REQUEST: Go through the lines below and copy each one that holds the string "सहमत".

**********

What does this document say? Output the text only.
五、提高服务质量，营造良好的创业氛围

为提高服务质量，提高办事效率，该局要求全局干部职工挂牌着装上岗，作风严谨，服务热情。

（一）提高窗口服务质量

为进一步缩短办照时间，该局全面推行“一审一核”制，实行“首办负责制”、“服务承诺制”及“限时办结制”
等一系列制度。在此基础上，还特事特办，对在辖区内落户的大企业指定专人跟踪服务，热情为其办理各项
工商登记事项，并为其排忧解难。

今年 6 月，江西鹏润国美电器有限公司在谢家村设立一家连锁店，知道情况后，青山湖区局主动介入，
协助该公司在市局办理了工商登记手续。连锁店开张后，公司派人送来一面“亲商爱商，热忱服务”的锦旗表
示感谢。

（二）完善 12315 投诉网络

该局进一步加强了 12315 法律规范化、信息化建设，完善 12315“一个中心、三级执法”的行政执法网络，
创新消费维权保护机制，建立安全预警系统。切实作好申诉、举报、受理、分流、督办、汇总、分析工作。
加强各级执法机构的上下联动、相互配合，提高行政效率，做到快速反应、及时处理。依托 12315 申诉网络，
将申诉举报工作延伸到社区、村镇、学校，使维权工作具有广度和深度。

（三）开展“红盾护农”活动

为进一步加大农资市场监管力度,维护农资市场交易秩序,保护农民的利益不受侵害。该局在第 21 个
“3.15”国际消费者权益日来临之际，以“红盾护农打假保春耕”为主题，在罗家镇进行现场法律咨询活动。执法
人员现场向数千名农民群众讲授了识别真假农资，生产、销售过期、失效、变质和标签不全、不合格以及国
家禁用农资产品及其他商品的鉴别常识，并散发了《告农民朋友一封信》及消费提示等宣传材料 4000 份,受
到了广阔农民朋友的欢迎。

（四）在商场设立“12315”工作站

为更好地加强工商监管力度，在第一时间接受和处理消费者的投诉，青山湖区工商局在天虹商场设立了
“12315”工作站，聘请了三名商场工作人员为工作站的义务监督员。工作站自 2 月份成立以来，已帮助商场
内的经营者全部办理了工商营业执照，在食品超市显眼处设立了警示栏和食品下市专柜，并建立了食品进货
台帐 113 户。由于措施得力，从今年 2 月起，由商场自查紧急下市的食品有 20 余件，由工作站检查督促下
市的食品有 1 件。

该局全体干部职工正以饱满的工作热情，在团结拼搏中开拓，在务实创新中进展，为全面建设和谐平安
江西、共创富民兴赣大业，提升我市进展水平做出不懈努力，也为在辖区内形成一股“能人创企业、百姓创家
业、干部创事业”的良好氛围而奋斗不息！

**********

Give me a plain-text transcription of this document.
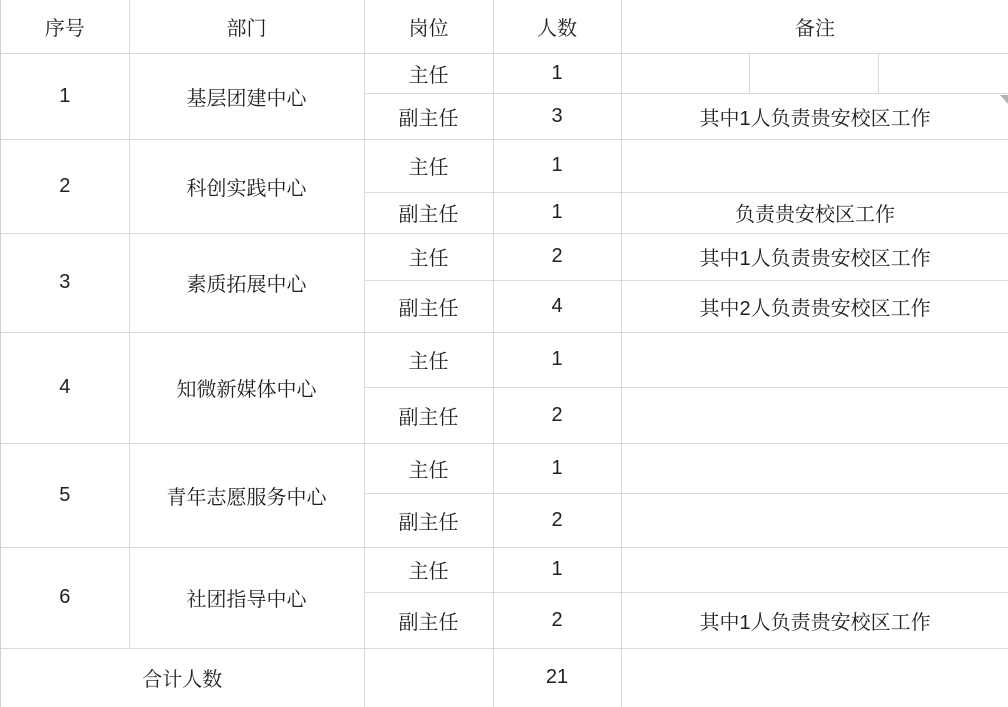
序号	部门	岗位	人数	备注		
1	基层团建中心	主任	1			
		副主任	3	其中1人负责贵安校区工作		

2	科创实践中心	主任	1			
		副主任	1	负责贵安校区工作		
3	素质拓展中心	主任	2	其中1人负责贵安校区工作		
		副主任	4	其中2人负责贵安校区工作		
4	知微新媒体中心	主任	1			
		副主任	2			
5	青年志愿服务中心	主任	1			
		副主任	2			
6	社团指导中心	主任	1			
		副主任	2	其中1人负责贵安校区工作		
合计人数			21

**********

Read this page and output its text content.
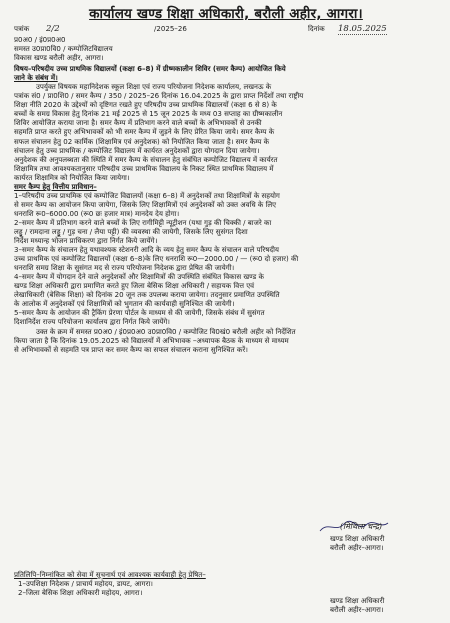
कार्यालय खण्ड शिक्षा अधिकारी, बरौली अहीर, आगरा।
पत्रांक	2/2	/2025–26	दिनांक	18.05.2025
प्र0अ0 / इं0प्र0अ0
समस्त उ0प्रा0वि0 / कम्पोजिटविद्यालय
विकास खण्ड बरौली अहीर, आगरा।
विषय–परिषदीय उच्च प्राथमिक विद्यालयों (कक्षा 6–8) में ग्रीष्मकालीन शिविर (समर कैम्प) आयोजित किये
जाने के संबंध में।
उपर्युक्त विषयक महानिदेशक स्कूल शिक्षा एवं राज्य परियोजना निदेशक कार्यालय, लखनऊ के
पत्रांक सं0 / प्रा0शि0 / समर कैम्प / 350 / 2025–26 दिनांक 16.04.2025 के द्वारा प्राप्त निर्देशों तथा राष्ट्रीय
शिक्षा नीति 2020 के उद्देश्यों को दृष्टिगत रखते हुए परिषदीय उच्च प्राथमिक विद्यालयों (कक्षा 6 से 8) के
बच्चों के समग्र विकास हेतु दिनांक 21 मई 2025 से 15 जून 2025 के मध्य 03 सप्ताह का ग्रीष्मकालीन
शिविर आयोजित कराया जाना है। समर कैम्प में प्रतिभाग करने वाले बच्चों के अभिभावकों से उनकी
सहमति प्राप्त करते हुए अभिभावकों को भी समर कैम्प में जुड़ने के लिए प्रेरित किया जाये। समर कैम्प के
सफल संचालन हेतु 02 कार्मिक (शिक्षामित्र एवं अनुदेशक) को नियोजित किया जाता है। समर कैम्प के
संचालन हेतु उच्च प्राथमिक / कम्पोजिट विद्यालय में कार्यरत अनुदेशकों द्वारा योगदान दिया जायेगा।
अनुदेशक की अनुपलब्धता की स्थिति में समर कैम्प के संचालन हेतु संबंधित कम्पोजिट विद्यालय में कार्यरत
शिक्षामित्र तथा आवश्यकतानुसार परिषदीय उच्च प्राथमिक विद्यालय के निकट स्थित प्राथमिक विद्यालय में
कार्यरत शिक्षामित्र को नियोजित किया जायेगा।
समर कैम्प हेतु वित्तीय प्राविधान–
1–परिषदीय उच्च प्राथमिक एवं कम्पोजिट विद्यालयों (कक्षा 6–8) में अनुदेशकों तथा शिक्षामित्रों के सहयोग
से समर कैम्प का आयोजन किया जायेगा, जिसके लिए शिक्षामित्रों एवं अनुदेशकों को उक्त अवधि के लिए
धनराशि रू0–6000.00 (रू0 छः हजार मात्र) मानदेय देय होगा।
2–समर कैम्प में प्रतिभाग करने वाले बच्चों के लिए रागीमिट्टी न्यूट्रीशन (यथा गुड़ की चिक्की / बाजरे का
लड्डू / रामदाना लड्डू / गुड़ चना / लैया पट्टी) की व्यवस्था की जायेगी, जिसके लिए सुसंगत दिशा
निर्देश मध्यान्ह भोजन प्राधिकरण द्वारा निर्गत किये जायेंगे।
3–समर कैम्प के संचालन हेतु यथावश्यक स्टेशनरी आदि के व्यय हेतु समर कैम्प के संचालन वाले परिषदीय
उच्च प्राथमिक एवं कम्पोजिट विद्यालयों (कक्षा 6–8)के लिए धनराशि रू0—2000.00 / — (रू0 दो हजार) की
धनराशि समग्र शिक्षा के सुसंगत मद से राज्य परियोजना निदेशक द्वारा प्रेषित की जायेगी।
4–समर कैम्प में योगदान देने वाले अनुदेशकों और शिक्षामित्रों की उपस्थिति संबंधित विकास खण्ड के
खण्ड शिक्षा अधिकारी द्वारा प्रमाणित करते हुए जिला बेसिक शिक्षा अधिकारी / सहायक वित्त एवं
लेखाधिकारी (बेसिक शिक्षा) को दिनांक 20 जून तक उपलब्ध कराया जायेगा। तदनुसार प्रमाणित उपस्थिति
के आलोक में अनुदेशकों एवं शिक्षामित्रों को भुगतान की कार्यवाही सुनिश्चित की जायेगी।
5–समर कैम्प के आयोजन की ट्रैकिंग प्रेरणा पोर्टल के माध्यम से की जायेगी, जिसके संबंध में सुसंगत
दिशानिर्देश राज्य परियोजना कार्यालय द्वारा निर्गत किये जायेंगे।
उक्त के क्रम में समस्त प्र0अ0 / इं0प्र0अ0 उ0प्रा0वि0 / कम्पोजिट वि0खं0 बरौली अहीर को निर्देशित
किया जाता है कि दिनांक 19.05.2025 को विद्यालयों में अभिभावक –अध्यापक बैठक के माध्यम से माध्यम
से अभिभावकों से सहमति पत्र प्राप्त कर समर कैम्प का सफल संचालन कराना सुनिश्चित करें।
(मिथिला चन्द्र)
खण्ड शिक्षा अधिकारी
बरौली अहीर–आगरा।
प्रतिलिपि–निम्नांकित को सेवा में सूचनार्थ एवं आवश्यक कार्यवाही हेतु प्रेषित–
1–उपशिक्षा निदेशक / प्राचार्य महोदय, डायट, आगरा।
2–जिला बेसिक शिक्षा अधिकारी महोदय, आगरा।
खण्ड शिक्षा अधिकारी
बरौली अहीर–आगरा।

**********

COMPLETED EXERCISE:
सहमति प्राप्त करते हुए अभिभावकों को भी समर कैम्प में जुड़ने के लिए प्रेरित किया जाये। समर कैम्प के
से अभिभावकों से सहमति पत्र प्राप्त कर समर कैम्प का सफल संचालन कराना सुनिश्चित करें।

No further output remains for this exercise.